_Data for processing:_
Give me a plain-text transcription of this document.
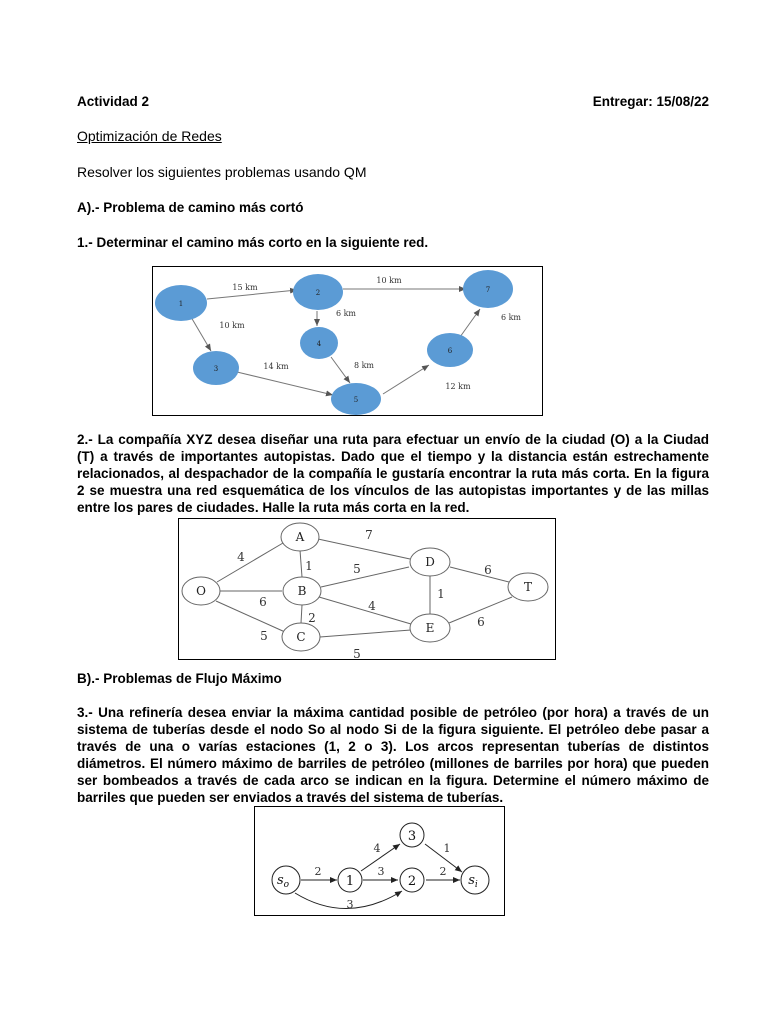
Actividad 2	Entregar: 15/08/22
Optimización de Redes
Resolver los siguientes problemas usando QM
A).- Problema de camino más cortó
1.- Determinar el camino más corto en la siguiente red.
1
2
3
4
5
6
7
15 km
10 km
10 km
6 km
14 km	8 km
12 km
6 km
2.- La compañía XYZ desea diseñar una ruta para efectuar un envío de la ciudad (O) a la Ciudad (T) a través de importantes autopistas. Dado que el tiempo y la distancia están estrechamente relacionados, al despachador de la compañía le gustaría encontrar la ruta más corta. En la figura 2 se muestra una red esquemática de los vínculos de las autopistas importantes y de las millas entre los pares de ciudades. Halle la ruta más corta en la red.
O
A
B
C
D
E
T
4
6
5
1
7
2
5
4
5
1
6
6
B).- Problemas de Flujo Máximo
3.- Una refinería desea enviar la máxima cantidad posible de petróleo (por hora) a través de un sistema de tuberías desde el nodo So al nodo Si de la figura siguiente. El petróleo debe pasar a través de una o varías estaciones (1, 2 o 3). Los arcos representan tuberías de distintos diámetros. El número máximo de barriles de petróleo (millones de barriles por hora) que pueden ser bombeados a través de cada arco se indican en la figura. Determine el número máximo de barriles que pueden ser enviados a través del sistema de tuberías.
$s_o$	1	2
3
$s_i$
2
4
3
3
1
2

_Instructions for the task:_
Return each line among the entries that holds the word "camino".

_Response below:_
A).- Problema de camino más cortó
1.- Determinar el camino más corto en la siguiente red.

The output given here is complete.